WORK TO DO = In the material below, the lines containing the word "ilmastointijärjestelmän" are required; copy each of them.

EXCERPTED RECORDS =

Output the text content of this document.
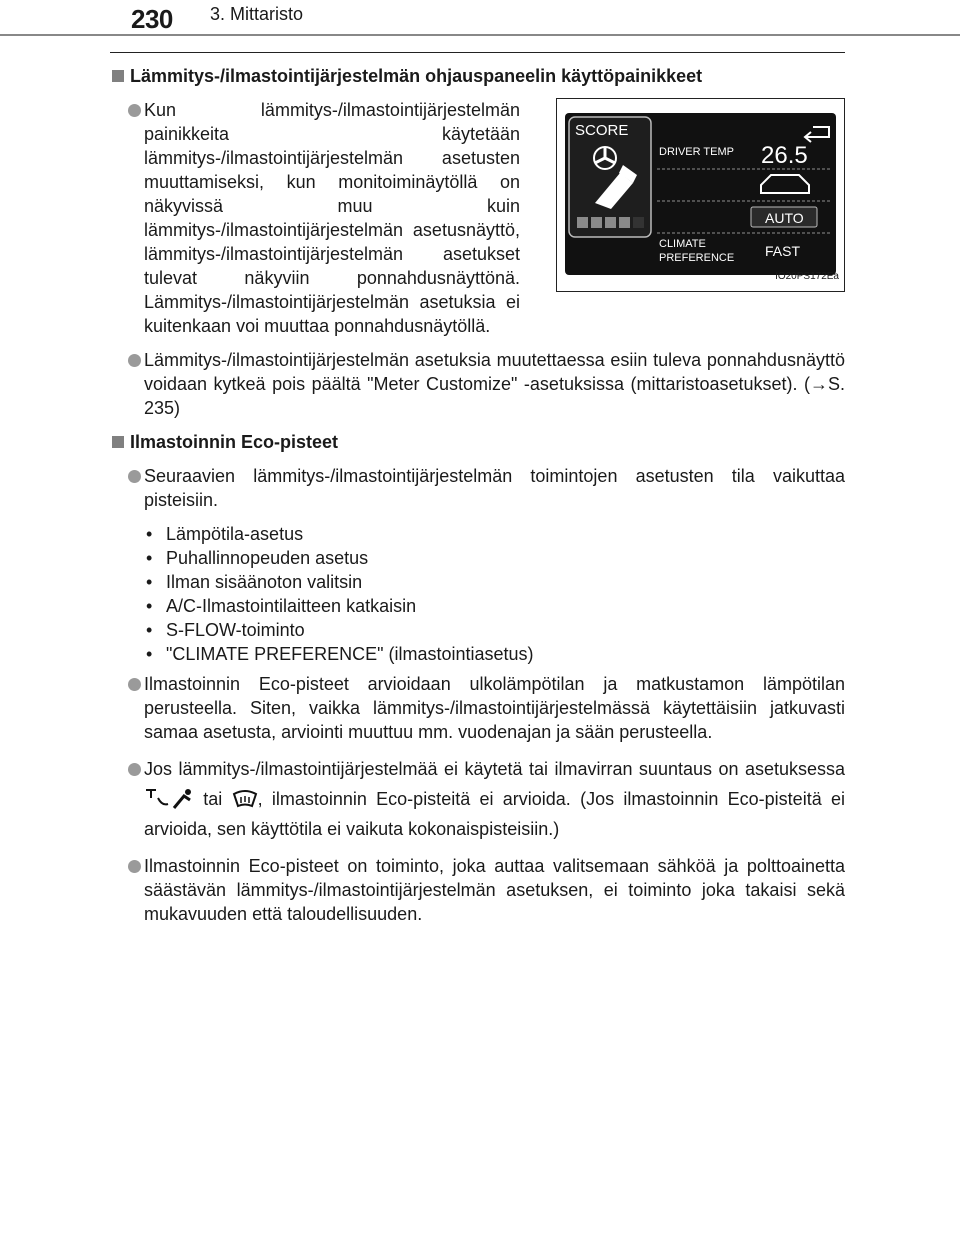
230 3. Mittaristo
Lämmitys-/ilmastointijärjestelmän ohjauspaneelin käyttöpainikkeet
Kun lämmitys-/ilmastointijärjestelmän painikkeita käytetään lämmitys-/ilmastointijärjestelmän asetusten muuttamiseksi, kun monitoiminäytöllä on näkyvissä muu kuin lämmitys-/ilmastointijärjestelmän asetusnäyttö, lämmitys-/ilmastointijärjestelmän asetukset tulevat näkyviin ponnahdusnäyttönä. Lämmitys-/ilmastointijärjestelmän asetuksia ei kuitenkaan voi muuttaa ponnahdusnäytöllä.
SCORE
DRIVER TEMP 26.5
AUTO
CLIMATE
PREFERENCE FAST
IO20PS172Ea
Lämmitys-/ilmastointijärjestelmän asetuksia muutettaessa esiin tuleva ponnahdusnäyttö voidaan kytkeä pois päältä "Meter Customize" -asetuksissa (mittaristoasetukset). (→S. 235)
Ilmastoinnin Eco-pisteet
Seuraavien lämmitys-/ilmastointijärjestelmän toimintojen asetusten tila vaikuttaa pisteisiin.
• Lämpötila-asetus
• Puhallinnopeuden asetus
• Ilman sisäänoton valitsin
• A/C-Ilmastointilaitteen katkaisin
• S-FLOW-toiminto
• "CLIMATE PREFERENCE" (ilmastointiasetus)
Ilmastoinnin Eco-pisteet arvioidaan ulkolämpötilan ja matkustamon lämpötilan perusteella. Siten, vaikka lämmitys-/ilmastointijärjestelmässä käytettäisiin jatkuvasti samaa asetusta, arviointi muuttuu mm. vuodenajan ja sään perusteella.
Jos lämmitys-/ilmastointijärjestelmää ei käytetä tai ilmavirran suuntaus on asetuksessa  tai , ilmastoinnin Eco-pisteitä ei arvioida. (Jos ilmastoinnin Eco-pisteitä ei arvioida, sen käyttötila ei vaikuta kokonaispisteisiin.)
Ilmastoinnin Eco-pisteet on toiminto, joka auttaa valitsemaan sähköä ja polttoainetta säästävän lämmitys-/ilmastointijärjestelmän asetuksen, ei toiminto joka takaisi sekä mukavuuden että taloudellisuuden.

SOLUTION TO THE PROBLEM =
Lämmitys-/ilmastointijärjestelmän ohjauspaneelin käyttöpainikkeet
Kun lämmitys-/ilmastointijärjestelmän painikkeita käytetään lämmitys-/ilmastointijärjestelmän asetusten muuttamiseksi, kun monitoiminäytöllä on näkyvissä muu kuin lämmitys-/ilmastointijärjestelmän asetusnäyttö, lämmitys-/ilmastointijärjestelmän asetukset tulevat näkyviin ponnahdusnäyttönä. Lämmitys-/ilmastointijärjestelmän asetuksia ei kuitenkaan voi muuttaa ponnahdusnäytöllä.
Lämmitys-/ilmastointijärjestelmän asetuksia muutettaessa esiin tuleva ponnahdusnäyttö voidaan kytkeä pois päältä "Meter Customize" -asetuksissa (mittaristoasetukset). (→S. 235)
Seuraavien lämmitys-/ilmastointijärjestelmän toimintojen asetusten tila vaikuttaa pisteisiin.
Ilmastoinnin Eco-pisteet on toiminto, joka auttaa valitsemaan sähköä ja polttoainetta säästävän lämmitys-/ilmastointijärjestelmän asetuksen, ei toiminto joka takaisi sekä mukavuuden että taloudellisuuden.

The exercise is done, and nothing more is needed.